*What to work on*
Reproduce every one of the rows below verbatim, line by line, omitting any pictures from your answer.

*Dataset items*
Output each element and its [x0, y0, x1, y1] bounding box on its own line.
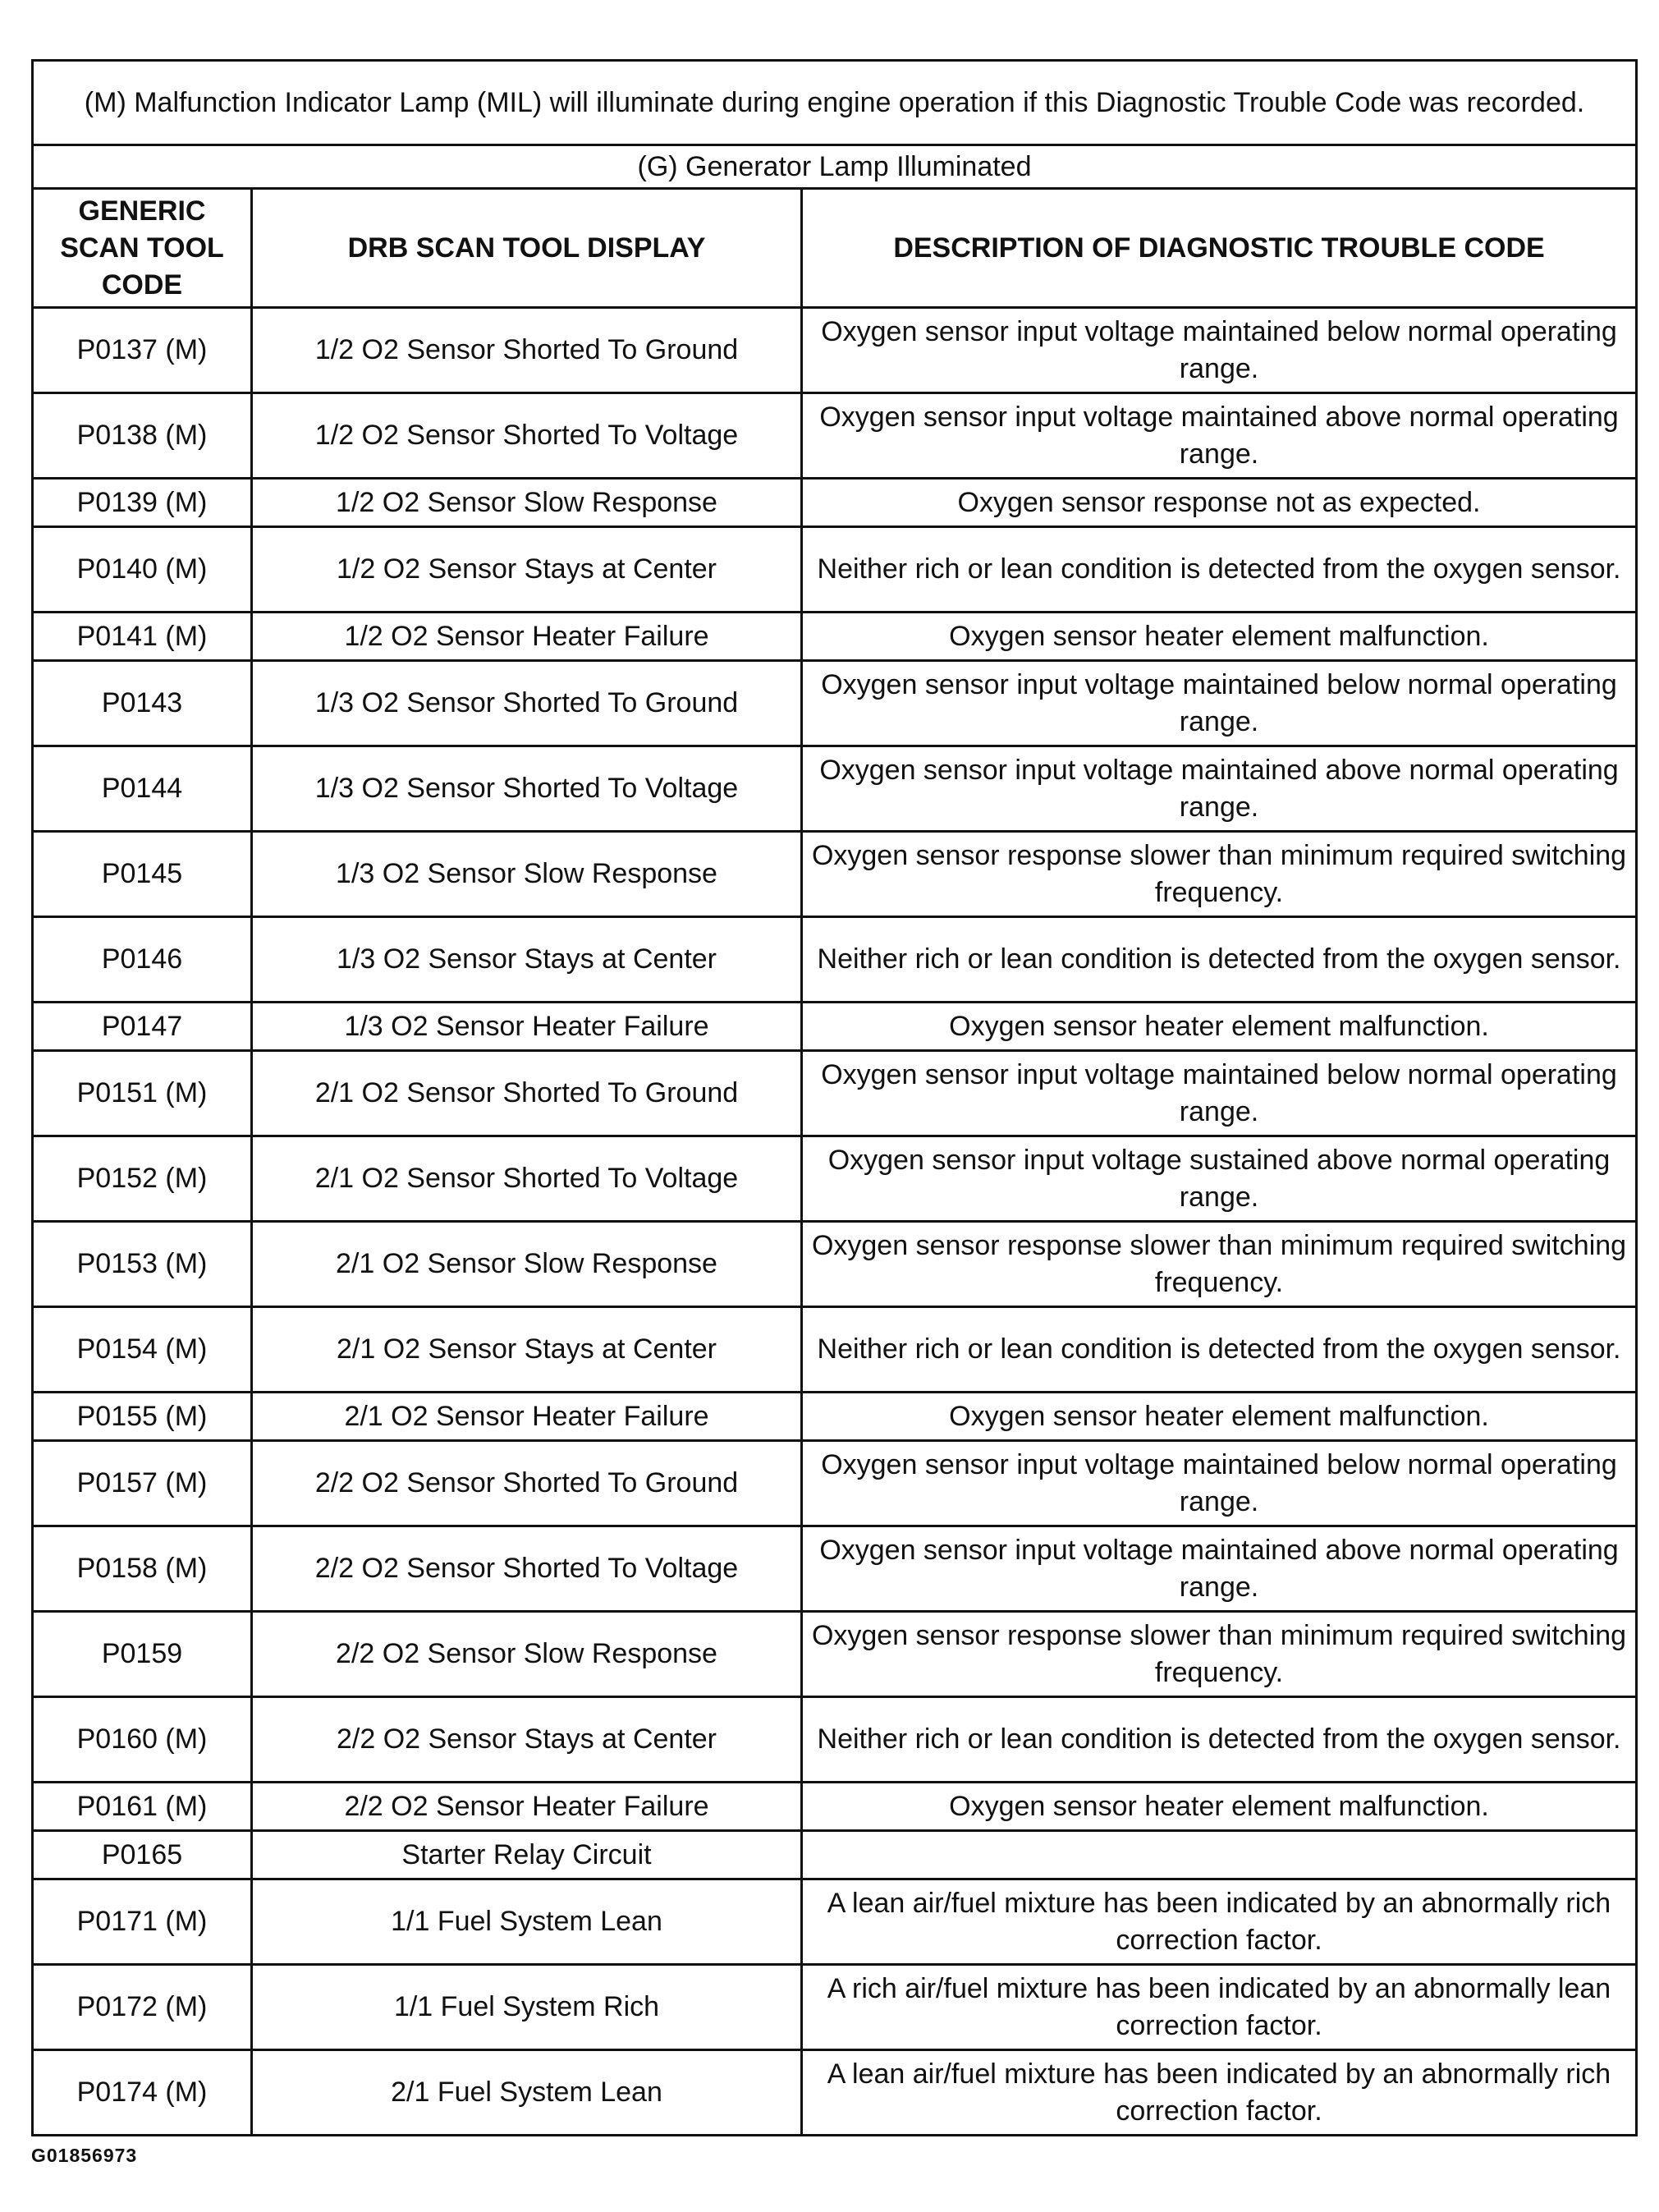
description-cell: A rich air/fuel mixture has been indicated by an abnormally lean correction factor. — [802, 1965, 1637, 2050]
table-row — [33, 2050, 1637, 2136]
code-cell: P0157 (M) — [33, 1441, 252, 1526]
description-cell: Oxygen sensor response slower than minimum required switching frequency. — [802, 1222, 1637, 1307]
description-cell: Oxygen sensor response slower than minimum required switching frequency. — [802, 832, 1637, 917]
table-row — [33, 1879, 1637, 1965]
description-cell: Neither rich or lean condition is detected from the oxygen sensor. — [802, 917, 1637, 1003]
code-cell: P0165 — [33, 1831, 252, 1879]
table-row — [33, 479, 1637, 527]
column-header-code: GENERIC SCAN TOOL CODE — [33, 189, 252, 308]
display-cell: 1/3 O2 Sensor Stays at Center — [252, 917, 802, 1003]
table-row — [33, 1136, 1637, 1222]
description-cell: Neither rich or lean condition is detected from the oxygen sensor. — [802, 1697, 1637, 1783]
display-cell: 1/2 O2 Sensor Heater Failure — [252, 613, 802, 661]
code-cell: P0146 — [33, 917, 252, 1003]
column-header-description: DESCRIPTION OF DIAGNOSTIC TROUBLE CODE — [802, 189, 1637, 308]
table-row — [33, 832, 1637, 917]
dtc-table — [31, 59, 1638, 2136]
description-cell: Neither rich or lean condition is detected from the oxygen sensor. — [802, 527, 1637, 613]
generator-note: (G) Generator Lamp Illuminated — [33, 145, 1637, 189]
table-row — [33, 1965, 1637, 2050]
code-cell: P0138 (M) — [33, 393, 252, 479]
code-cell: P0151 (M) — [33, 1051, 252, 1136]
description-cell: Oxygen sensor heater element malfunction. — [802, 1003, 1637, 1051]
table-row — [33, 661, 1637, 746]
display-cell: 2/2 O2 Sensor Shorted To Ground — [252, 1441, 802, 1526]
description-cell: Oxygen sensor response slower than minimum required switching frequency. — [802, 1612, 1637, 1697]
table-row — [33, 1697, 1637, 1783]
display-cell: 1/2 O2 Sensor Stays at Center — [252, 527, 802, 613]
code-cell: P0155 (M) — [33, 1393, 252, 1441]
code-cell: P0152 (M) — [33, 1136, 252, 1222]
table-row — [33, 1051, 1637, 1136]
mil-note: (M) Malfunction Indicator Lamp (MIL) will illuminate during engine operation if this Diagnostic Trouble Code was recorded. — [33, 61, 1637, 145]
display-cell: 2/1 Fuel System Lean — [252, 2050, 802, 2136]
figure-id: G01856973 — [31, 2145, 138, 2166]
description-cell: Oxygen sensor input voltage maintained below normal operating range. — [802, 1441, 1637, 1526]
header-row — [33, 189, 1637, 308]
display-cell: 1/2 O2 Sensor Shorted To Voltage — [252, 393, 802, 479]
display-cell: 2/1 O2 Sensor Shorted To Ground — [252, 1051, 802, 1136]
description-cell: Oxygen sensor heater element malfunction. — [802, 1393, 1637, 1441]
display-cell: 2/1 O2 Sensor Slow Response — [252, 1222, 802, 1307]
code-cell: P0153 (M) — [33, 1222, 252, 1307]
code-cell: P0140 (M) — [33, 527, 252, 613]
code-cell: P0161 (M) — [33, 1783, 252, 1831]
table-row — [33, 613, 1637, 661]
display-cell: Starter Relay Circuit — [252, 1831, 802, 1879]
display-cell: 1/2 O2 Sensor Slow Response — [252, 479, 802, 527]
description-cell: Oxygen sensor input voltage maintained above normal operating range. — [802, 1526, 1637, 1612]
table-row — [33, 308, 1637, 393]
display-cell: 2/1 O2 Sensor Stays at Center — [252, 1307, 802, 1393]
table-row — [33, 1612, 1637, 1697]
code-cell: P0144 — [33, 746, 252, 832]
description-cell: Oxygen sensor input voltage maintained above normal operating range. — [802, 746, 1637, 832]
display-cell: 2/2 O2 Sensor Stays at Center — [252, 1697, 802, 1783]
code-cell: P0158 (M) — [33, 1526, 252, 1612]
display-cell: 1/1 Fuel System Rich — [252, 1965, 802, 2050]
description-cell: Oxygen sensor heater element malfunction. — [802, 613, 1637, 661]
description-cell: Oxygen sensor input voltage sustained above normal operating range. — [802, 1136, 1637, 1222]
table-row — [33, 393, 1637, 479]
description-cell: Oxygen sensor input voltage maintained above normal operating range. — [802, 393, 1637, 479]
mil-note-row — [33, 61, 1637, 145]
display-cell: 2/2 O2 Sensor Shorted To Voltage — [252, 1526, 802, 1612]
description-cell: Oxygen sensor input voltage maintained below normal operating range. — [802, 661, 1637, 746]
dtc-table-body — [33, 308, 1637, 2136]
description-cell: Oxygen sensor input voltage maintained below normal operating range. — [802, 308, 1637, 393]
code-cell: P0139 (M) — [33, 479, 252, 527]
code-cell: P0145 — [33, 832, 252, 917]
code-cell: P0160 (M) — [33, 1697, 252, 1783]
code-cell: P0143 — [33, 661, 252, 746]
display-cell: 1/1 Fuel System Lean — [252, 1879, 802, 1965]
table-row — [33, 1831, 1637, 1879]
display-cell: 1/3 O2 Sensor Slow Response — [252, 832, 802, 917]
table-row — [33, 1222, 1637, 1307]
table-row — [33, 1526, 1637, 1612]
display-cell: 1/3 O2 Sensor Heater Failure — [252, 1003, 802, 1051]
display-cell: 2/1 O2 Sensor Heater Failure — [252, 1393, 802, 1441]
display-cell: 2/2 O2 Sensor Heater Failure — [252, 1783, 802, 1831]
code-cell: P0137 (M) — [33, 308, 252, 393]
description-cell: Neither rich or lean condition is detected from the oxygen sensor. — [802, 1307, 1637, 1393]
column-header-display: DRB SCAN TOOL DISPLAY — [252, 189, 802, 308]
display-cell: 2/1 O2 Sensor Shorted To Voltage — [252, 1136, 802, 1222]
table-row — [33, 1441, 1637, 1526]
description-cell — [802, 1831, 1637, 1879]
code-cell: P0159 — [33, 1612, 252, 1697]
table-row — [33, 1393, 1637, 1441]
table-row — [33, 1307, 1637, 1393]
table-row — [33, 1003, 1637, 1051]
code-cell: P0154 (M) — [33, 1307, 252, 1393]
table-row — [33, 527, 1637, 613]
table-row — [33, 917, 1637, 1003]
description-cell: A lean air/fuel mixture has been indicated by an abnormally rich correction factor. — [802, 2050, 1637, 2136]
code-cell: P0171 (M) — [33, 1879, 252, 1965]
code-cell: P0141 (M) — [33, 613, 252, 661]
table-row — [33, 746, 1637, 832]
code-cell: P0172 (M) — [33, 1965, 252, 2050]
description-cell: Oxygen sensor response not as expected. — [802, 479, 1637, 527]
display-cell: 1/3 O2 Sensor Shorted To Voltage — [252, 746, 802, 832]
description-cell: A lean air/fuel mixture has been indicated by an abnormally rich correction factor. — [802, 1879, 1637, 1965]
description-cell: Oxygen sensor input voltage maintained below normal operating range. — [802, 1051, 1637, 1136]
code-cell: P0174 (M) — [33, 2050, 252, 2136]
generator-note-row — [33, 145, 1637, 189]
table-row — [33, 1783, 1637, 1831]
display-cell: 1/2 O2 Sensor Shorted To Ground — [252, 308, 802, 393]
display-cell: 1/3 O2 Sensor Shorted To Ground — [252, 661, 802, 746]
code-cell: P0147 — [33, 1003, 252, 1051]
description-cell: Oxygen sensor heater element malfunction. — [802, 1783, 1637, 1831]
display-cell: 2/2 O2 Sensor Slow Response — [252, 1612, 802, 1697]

*Full solution*
Output each element and its [x0, y0, x1, y1] bounding box on its own line.
description-cell: A rich air/fuel mixture has been indicated by an abnormally lean correction factor. — [802, 1965, 1637, 2050]
table-row — [33, 2050, 1637, 2136]
code-cell: P0157 (M) — [33, 1441, 252, 1526]
description-cell: Oxygen sensor response slower than minimum required switching frequency. — [802, 1222, 1637, 1307]
description-cell: Oxygen sensor response slower than minimum required switching frequency. — [802, 832, 1637, 917]
table-row — [33, 1879, 1637, 1965]
description-cell: Neither rich or lean condition is detected from the oxygen sensor. — [802, 917, 1637, 1003]
code-cell: P0165 — [33, 1831, 252, 1879]
table-row — [33, 479, 1637, 527]
column-header-code: GENERIC SCAN TOOL CODE — [33, 189, 252, 308]
display-cell: 1/3 O2 Sensor Stays at Center — [252, 917, 802, 1003]
table-row — [33, 1136, 1637, 1222]
description-cell: Neither rich or lean condition is detected from the oxygen sensor. — [802, 1697, 1637, 1783]
display-cell: 1/2 O2 Sensor Heater Failure — [252, 613, 802, 661]
code-cell: P0146 — [33, 917, 252, 1003]
column-header-description: DESCRIPTION OF DIAGNOSTIC TROUBLE CODE — [802, 189, 1637, 308]
table-row — [33, 832, 1637, 917]
dtc-table — [31, 59, 1638, 2136]
description-cell: Neither rich or lean condition is detected from the oxygen sensor. — [802, 527, 1637, 613]
generator-note: (G) Generator Lamp Illuminated — [33, 145, 1637, 189]
table-row — [33, 1965, 1637, 2050]
code-cell: P0138 (M) — [33, 393, 252, 479]
code-cell: P0151 (M) — [33, 1051, 252, 1136]
description-cell: Oxygen sensor heater element malfunction. — [802, 1003, 1637, 1051]
table-row — [33, 661, 1637, 746]
display-cell: 2/2 O2 Sensor Shorted To Ground — [252, 1441, 802, 1526]
description-cell: Oxygen sensor response slower than minimum required switching frequency. — [802, 1612, 1637, 1697]
table-row — [33, 1697, 1637, 1783]
display-cell: 1/2 O2 Sensor Stays at Center — [252, 527, 802, 613]
code-cell: P0155 (M) — [33, 1393, 252, 1441]
code-cell: P0152 (M) — [33, 1136, 252, 1222]
table-row — [33, 1051, 1637, 1136]
mil-note: (M) Malfunction Indicator Lamp (MIL) will illuminate during engine operation if this Diagnostic Trouble Code was recorded. — [33, 61, 1637, 145]
display-cell: 2/1 Fuel System Lean — [252, 2050, 802, 2136]
figure-id: G01856973 — [31, 2145, 138, 2166]
description-cell: Oxygen sensor input voltage maintained below normal operating range. — [802, 1441, 1637, 1526]
header-row — [33, 189, 1637, 308]
display-cell: 1/2 O2 Sensor Shorted To Voltage — [252, 393, 802, 479]
display-cell: 2/1 O2 Sensor Shorted To Ground — [252, 1051, 802, 1136]
description-cell: Oxygen sensor heater element malfunction. — [802, 1393, 1637, 1441]
display-cell: 2/1 O2 Sensor Slow Response — [252, 1222, 802, 1307]
code-cell: P0153 (M) — [33, 1222, 252, 1307]
code-cell: P0140 (M) — [33, 527, 252, 613]
code-cell: P0161 (M) — [33, 1783, 252, 1831]
table-row — [33, 613, 1637, 661]
display-cell: Starter Relay Circuit — [252, 1831, 802, 1879]
display-cell: 1/2 O2 Sensor Slow Response — [252, 479, 802, 527]
description-cell: Oxygen sensor input voltage maintained above normal operating range. — [802, 1526, 1637, 1612]
table-row — [33, 308, 1637, 393]
display-cell: 2/1 O2 Sensor Stays at Center — [252, 1307, 802, 1393]
table-row — [33, 1612, 1637, 1697]
code-cell: P0144 — [33, 746, 252, 832]
description-cell: Oxygen sensor input voltage maintained above normal operating range. — [802, 746, 1637, 832]
display-cell: 2/2 O2 Sensor Stays at Center — [252, 1697, 802, 1783]
code-cell: P0158 (M) — [33, 1526, 252, 1612]
display-cell: 1/1 Fuel System Rich — [252, 1965, 802, 2050]
description-cell: Oxygen sensor heater element malfunction. — [802, 613, 1637, 661]
description-cell: Oxygen sensor input voltage sustained above normal operating range. — [802, 1136, 1637, 1222]
table-row — [33, 393, 1637, 479]
description-cell: Oxygen sensor input voltage maintained above normal operating range. — [802, 393, 1637, 479]
mil-note-row — [33, 61, 1637, 145]
display-cell: 2/2 O2 Sensor Shorted To Voltage — [252, 1526, 802, 1612]
description-cell: Oxygen sensor input voltage maintained below normal operating range. — [802, 661, 1637, 746]
dtc-table-body — [33, 308, 1637, 2136]
description-cell: Oxygen sensor input voltage maintained below normal operating range. — [802, 308, 1637, 393]
code-cell: P0139 (M) — [33, 479, 252, 527]
code-cell: P0145 — [33, 832, 252, 917]
code-cell: P0160 (M) — [33, 1697, 252, 1783]
code-cell: P0143 — [33, 661, 252, 746]
display-cell: 1/1 Fuel System Lean — [252, 1879, 802, 1965]
table-row — [33, 1831, 1637, 1879]
display-cell: 1/3 O2 Sensor Slow Response — [252, 832, 802, 917]
table-row — [33, 1222, 1637, 1307]
table-row — [33, 1526, 1637, 1612]
display-cell: 1/3 O2 Sensor Heater Failure — [252, 1003, 802, 1051]
display-cell: 2/1 O2 Sensor Heater Failure — [252, 1393, 802, 1441]
display-cell: 2/2 O2 Sensor Heater Failure — [252, 1783, 802, 1831]
code-cell: P0137 (M) — [33, 308, 252, 393]
description-cell: Neither rich or lean condition is detected from the oxygen sensor. — [802, 1307, 1637, 1393]
column-header-display: DRB SCAN TOOL DISPLAY — [252, 189, 802, 308]
display-cell: 2/1 O2 Sensor Shorted To Voltage — [252, 1136, 802, 1222]
table-row — [33, 1441, 1637, 1526]
description-cell — [802, 1831, 1637, 1879]
code-cell: P0159 — [33, 1612, 252, 1697]
table-row — [33, 1393, 1637, 1441]
table-row — [33, 1307, 1637, 1393]
table-row — [33, 1003, 1637, 1051]
code-cell: P0154 (M) — [33, 1307, 252, 1393]
table-row — [33, 527, 1637, 613]
table-row — [33, 917, 1637, 1003]
description-cell: A lean air/fuel mixture has been indicated by an abnormally rich correction factor. — [802, 2050, 1637, 2136]
code-cell: P0171 (M) — [33, 1879, 252, 1965]
code-cell: P0141 (M) — [33, 613, 252, 661]
table-row — [33, 746, 1637, 832]
code-cell: P0172 (M) — [33, 1965, 252, 2050]
description-cell: Oxygen sensor response not as expected. — [802, 479, 1637, 527]
display-cell: 1/3 O2 Sensor Shorted To Voltage — [252, 746, 802, 832]
description-cell: A lean air/fuel mixture has been indicated by an abnormally rich correction factor. — [802, 1879, 1637, 1965]
description-cell: Oxygen sensor input voltage maintained below normal operating range. — [802, 1051, 1637, 1136]
code-cell: P0174 (M) — [33, 2050, 252, 2136]
generator-note-row — [33, 145, 1637, 189]
table-row — [33, 1783, 1637, 1831]
display-cell: 1/2 O2 Sensor Shorted To Ground — [252, 308, 802, 393]
display-cell: 1/3 O2 Sensor Shorted To Ground — [252, 661, 802, 746]
code-cell: P0147 — [33, 1003, 252, 1051]
description-cell: Oxygen sensor heater element malfunction. — [802, 1783, 1637, 1831]
display-cell: 2/2 O2 Sensor Slow Response — [252, 1612, 802, 1697]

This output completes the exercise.